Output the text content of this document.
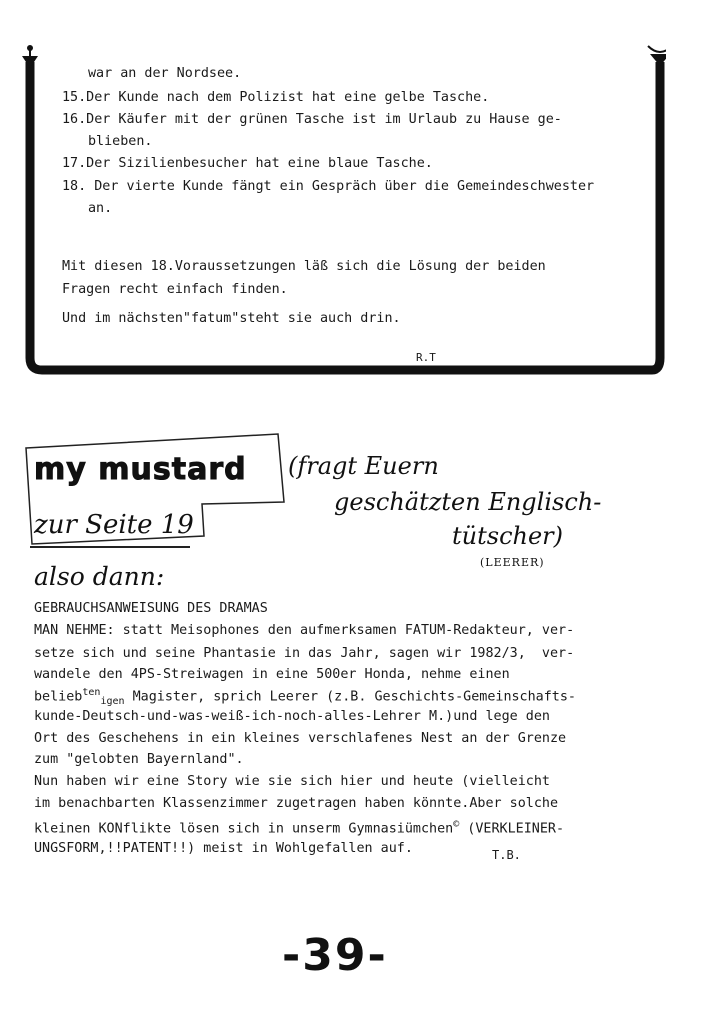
war an der Nordsee.
15.Der Kunde nach dem Polizist hat eine gelbe Tasche.
16.Der Käufer mit der grünen Tasche ist im Urlaub zu Hause ge-
blieben.
17.Der Sizilienbesucher hat eine blaue Tasche.
18. Der vierte Kunde fängt ein Gespräch über die Gemeindeschwester
an.
Mit diesen 18.Voraussetzungen läß sich die Lösung der beiden
Fragen recht einfach finden.
Und im nächsten"fatum"steht sie auch drin.
R.T
my mustard
zur Seite 19
(fragt Euern
geschätzten Englisch-
tütscher)
(LEERER)
also dann:
GEBRAUCHSANWEISUNG DES DRAMAS
MAN NEHME: statt Meisophones den aufmerksamen FATUM-Redakteur, ver-
setze sich und seine Phantasie in das Jahr, sagen wir 1982/3,  ver-
wandele den 4PS-Streiwagen in eine 500er Honda, nehme einen
belieb$^{ten}_{igen}$ Magister, sprich Leerer (z.B. Geschichts-Gemeinschafts-
kunde-Deutsch-und-was-weiß-ich-noch-alles-Lehrer M.)und lege den
Ort des Geschehens in ein kleines verschlafenes Nest an der Grenze
zum "gelobten Bayernland".
Nun haben wir eine Story wie sie sich hier und heute (vielleicht
im benachbarten Klassenzimmer zugetragen haben könnte.Aber solche
kleinen KONflikte lösen sich in unserm Gymnasiümchen© (VERKLEINER-
UNGSFORM,!!PATENT!!) meist in Wohlgefallen auf.	T.B.
-39-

-----

» Task prompt
Print each entry shown above with exact wording and no pictures.

» Result of this exercise
Output the text content of this document.
war an der Nordsee.
15.Der Kunde nach dem Polizist hat eine gelbe Tasche.
16.Der Käufer mit der grünen Tasche ist im Urlaub zu Hause ge-
blieben.
17.Der Sizilienbesucher hat eine blaue Tasche.
18. Der vierte Kunde fängt ein Gespräch über die Gemeindeschwester
an.
Mit diesen 18.Voraussetzungen läß sich die Lösung der beiden
Fragen recht einfach finden.
Und im nächsten"fatum"steht sie auch drin.
R.T
my mustard
zur Seite 19
(fragt Euern
geschätzten Englisch-
tütscher)
(LEERER)
also dann:
GEBRAUCHSANWEISUNG DES DRAMAS
MAN NEHME: statt Meisophones den aufmerksamen FATUM-Redakteur, ver-
setze sich und seine Phantasie in das Jahr, sagen wir 1982/3,  ver-
wandele den 4PS-Streiwagen in eine 500er Honda, nehme einen
belieb$^{ten}_{igen}$ Magister, sprich Leerer (z.B. Geschichts-Gemeinschafts-
kunde-Deutsch-und-was-weiß-ich-noch-alles-Lehrer M.)und lege den
Ort des Geschehens in ein kleines verschlafenes Nest an der Grenze
zum "gelobten Bayernland".
Nun haben wir eine Story wie sie sich hier und heute (vielleicht
im benachbarten Klassenzimmer zugetragen haben könnte.Aber solche
kleinen KONflikte lösen sich in unserm Gymnasiümchen© (VERKLEINER-
UNGSFORM,!!PATENT!!) meist in Wohlgefallen auf.	T.B.
-39-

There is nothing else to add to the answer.